◆ Task requirements ◆
Send back the records in full, character for character.

◆ Data extracted from a collection ◆
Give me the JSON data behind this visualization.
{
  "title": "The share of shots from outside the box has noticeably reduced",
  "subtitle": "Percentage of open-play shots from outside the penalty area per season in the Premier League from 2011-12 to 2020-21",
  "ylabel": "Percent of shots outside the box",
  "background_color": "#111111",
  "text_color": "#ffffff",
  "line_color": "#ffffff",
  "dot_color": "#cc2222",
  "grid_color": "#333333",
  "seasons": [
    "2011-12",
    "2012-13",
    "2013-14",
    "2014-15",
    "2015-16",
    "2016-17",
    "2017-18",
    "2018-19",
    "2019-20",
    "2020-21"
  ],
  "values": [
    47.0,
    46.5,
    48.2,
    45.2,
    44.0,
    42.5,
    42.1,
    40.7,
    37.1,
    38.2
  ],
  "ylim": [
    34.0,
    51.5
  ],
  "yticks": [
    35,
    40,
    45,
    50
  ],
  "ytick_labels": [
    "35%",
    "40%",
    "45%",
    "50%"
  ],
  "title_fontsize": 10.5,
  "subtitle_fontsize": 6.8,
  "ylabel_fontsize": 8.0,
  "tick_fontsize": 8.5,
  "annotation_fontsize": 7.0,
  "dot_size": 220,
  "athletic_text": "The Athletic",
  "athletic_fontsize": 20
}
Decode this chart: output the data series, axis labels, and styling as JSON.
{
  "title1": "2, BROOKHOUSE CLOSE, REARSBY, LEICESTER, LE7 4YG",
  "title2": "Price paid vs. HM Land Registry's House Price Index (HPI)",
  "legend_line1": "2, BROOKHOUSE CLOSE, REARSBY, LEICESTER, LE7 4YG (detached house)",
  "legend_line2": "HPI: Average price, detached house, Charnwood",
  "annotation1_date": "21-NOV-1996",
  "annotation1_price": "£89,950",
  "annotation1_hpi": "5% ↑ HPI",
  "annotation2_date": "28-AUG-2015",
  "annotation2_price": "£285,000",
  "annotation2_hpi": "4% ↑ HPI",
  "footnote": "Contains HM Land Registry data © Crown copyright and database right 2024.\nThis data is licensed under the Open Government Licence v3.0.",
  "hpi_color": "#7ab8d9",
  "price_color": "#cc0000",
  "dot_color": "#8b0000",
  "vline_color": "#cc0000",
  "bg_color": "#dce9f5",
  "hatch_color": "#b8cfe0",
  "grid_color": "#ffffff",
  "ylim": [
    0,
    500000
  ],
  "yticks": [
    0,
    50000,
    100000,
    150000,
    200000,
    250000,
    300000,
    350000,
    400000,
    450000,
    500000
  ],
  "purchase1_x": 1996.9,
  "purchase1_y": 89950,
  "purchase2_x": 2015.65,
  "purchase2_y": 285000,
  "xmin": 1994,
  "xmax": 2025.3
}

◆ Response ◆
Give me the JSON data behind this visualization.
{
  "title": "The share of shots from outside the box has noticeably reduced",
  "subtitle": "Percentage of open-play shots from outside the penalty area per season in the Premier League from 2011-12 to 2020-21",
  "ylabel": "Percent of shots outside the box",
  "background_color": "#111111",
  "text_color": "#ffffff",
  "line_color": "#ffffff",
  "dot_color": "#cc2222",
  "grid_color": "#333333",
  "seasons": [
    "2011-12",
    "2012-13",
    "2013-14",
    "2014-15",
    "2015-16",
    "2016-17",
    "2017-18",
    "2018-19",
    "2019-20",
    "2020-21"
  ],
  "values": [
    47.0,
    46.5,
    48.2,
    45.2,
    44.0,
    42.5,
    42.1,
    40.7,
    37.1,
    38.2
  ],
  "ylim": [
    34.0,
    51.5
  ],
  "yticks": [
    35,
    40,
    45,
    50
  ],
  "ytick_labels": [
    "35%",
    "40%",
    "45%",
    "50%"
  ],
  "title_fontsize": 10.5,
  "subtitle_fontsize": 6.8,
  "ylabel_fontsize": 8.0,
  "tick_fontsize": 8.5,
  "annotation_fontsize": 7.0,
  "dot_size": 220,
  "athletic_text": "The Athletic",
  "athletic_fontsize": 20
}
Decode this chart: output the data series, axis labels, and styling as JSON.
{
  "title1": "2, BROOKHOUSE CLOSE, REARSBY, LEICESTER, LE7 4YG",
  "title2": "Price paid vs. HM Land Registry's House Price Index (HPI)",
  "legend_line1": "2, BROOKHOUSE CLOSE, REARSBY, LEICESTER, LE7 4YG (detached house)",
  "legend_line2": "HPI: Average price, detached house, Charnwood",
  "annotation1_date": "21-NOV-1996",
  "annotation1_price": "£89,950",
  "annotation1_hpi": "5% ↑ HPI",
  "annotation2_date": "28-AUG-2015",
  "annotation2_price": "£285,000",
  "annotation2_hpi": "4% ↑ HPI",
  "footnote": "Contains HM Land Registry data © Crown copyright and database right 2024.\nThis data is licensed under the Open Government Licence v3.0.",
  "hpi_color": "#7ab8d9",
  "price_color": "#cc0000",
  "dot_color": "#8b0000",
  "vline_color": "#cc0000",
  "bg_color": "#dce9f5",
  "hatch_color": "#b8cfe0",
  "grid_color": "#ffffff",
  "ylim": [
    0,
    500000
  ],
  "yticks": [
    0,
    50000,
    100000,
    150000,
    200000,
    250000,
    300000,
    350000,
    400000,
    450000,
    500000
  ],
  "purchase1_x": 1996.9,
  "purchase1_y": 89950,
  "purchase2_x": 2015.65,
  "purchase2_y": 285000,
  "xmin": 1994,
  "xmax": 2025.3
}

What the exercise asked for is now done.